* EXTRACT TO READ:
One other factor that Bayer noted was the team is trying to incorporate healthier alternatives to conventional building materials, including linoleum and hemp. Though the project is still in the design phase and the team is still exploring its options, Bayer said that she is particularly concerned with vinyl flooring like luxury vinyl tile (LVT), which is toxic and made from fossil fuels. Prior to the 2022 Uyghur Forced Labor Protection Act, it was also largely produced in Chinese facilities that utilize forced labor. “We need better alternatives,” she says.
Additionally, Bayer hopes to cut the embodied carbon of other materials used in construction. “We have numerous ways to lower the embodied carbon of concrete,” she says. “We’ve advocated for ground glass pozzolan instead of fly ash or slag, which is a much healthier cementitious material than those other two replacements. It could also be locally sourced from residential glass recycling.”

* ACTIVITY 1:
In the passage on building materials, what does Bayer's team advocate using instead of fly ash or slag?
* ACTIVITY 2:
Resume the passage on building materials after its final sentence.
The data that comes next is separate material and has no connection to the passage on building materials.

Document structure recognition data:
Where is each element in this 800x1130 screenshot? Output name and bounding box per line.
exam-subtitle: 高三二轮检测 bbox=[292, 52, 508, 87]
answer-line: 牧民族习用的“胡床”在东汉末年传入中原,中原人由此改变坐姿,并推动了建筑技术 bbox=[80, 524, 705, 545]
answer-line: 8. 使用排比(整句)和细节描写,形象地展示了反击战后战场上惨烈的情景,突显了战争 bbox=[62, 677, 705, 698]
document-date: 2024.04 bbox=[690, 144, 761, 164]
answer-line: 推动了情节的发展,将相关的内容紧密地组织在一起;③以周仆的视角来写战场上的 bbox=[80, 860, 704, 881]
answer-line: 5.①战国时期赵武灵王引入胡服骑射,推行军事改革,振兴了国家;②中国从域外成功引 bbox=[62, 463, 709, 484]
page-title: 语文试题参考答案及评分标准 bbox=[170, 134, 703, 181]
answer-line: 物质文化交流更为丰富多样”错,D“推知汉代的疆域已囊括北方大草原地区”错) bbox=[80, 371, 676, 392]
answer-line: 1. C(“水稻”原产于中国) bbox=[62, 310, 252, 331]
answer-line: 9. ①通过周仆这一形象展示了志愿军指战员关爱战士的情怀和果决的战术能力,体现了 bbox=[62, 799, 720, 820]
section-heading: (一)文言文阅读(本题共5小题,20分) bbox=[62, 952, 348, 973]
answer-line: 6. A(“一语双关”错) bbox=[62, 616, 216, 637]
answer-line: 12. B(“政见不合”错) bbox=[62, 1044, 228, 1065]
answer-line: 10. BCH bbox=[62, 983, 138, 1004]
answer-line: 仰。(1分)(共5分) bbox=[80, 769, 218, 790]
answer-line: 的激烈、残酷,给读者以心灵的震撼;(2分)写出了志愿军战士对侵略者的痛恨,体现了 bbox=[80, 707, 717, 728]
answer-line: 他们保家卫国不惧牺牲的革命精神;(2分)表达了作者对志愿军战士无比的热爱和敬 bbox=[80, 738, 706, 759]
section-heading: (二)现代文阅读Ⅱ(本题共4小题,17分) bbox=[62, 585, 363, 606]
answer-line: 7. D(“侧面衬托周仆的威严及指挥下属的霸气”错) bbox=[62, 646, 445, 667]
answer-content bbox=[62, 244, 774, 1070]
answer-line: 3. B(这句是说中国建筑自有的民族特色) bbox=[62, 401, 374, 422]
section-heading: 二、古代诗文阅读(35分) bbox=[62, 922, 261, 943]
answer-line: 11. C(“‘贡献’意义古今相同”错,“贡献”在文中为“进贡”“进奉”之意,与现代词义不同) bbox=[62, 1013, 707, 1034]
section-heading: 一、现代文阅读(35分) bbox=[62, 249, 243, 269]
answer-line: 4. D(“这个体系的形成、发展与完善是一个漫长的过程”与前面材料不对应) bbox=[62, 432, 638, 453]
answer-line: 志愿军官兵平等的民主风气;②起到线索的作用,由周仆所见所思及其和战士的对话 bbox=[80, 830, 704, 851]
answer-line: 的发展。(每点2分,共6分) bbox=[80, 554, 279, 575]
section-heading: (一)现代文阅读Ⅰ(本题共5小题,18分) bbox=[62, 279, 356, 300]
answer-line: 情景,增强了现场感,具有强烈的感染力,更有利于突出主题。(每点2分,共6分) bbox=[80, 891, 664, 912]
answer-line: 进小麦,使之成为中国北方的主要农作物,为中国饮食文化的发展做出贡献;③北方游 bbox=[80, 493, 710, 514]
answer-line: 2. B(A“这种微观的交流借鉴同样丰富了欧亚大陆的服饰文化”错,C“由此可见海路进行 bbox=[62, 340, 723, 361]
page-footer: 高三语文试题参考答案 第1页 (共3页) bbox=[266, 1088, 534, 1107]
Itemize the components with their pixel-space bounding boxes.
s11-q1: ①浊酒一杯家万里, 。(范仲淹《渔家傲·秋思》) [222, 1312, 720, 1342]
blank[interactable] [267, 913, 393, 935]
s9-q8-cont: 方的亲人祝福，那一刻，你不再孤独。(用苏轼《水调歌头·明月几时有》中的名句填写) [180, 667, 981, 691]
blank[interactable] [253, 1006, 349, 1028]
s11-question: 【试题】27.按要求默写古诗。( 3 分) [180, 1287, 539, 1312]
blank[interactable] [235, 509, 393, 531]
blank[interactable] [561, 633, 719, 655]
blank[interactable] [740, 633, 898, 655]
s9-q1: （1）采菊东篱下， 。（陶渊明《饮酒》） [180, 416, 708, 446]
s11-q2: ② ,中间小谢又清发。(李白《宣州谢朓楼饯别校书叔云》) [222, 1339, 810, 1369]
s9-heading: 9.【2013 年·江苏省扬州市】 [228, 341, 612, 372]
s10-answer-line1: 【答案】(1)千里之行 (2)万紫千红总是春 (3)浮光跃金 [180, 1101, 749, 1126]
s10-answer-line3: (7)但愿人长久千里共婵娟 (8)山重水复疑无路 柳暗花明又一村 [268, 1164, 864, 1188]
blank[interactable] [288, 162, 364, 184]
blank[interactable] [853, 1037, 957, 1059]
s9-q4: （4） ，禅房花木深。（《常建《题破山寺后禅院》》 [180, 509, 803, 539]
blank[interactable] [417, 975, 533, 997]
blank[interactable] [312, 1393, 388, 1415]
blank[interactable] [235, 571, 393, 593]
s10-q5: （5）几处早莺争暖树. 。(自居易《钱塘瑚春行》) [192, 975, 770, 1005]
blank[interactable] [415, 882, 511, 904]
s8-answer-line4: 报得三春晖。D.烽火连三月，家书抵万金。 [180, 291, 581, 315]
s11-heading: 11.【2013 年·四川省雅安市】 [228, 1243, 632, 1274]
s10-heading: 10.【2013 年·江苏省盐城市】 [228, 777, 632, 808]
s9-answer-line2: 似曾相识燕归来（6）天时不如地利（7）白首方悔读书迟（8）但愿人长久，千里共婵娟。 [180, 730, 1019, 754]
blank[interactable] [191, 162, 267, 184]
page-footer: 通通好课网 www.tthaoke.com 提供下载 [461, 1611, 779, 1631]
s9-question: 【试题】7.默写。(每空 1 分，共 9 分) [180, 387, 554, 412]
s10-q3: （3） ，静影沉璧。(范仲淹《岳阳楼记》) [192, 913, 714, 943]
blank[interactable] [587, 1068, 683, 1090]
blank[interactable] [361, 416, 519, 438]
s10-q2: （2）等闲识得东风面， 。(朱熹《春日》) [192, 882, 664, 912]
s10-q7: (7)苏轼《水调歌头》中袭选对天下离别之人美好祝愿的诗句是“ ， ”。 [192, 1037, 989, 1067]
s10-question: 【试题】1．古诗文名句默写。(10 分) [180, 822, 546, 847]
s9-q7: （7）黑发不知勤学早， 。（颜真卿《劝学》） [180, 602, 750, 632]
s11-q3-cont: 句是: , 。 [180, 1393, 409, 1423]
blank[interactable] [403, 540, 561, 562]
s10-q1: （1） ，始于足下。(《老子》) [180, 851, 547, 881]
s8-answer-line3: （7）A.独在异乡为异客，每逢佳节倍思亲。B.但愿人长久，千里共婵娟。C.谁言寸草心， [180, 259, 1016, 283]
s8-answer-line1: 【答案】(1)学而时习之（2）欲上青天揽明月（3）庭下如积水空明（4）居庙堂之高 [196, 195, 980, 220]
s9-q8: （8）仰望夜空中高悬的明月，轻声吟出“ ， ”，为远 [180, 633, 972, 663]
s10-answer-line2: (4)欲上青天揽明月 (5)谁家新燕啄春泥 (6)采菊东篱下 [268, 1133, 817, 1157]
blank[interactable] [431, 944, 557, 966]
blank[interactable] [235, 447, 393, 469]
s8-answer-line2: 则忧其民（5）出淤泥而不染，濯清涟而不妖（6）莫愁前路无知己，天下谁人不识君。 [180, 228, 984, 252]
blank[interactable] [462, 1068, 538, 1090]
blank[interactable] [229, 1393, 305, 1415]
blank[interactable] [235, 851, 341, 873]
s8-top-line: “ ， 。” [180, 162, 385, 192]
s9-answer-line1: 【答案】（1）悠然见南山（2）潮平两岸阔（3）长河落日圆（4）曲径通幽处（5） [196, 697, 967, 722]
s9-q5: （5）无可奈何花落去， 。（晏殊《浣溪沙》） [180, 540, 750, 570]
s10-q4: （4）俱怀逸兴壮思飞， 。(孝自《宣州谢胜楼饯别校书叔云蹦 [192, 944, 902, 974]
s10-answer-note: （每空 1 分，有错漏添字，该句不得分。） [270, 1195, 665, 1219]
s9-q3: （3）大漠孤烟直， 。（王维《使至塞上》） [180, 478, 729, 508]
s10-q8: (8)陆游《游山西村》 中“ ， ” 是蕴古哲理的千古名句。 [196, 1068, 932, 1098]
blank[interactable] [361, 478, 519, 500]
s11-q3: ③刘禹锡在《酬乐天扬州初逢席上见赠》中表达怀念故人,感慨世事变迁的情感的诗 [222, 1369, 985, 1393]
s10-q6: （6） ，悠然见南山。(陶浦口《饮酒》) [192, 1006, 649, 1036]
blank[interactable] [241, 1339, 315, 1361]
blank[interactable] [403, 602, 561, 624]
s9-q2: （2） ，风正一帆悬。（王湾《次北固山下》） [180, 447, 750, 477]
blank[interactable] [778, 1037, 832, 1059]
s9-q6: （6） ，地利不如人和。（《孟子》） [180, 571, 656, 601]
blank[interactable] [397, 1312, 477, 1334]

* OUTPUT 1:
Ground glass pozzolan.

* OUTPUT 2:
Though construction will not be complete until 2026, the Highbridge has already received a Buildings of Excellence award and a Blue Ribbon for Design Excellence award during the third round of the New York State Energy Research and Development Authority’s Buildings of Excellence competition. During the award ceremony, Rosalie Genevro of the Architectural League praised the project for its vision.
“Highbridge deeply impressed the jurors with its high ambition and integrated resolution of every aspect of the project, from its relationship to a topographically challenging site, to material selection, to a construction process designed to minimize waste, to the careful consideration of resident and visitor experience of building entries and circulation,” Genevro said.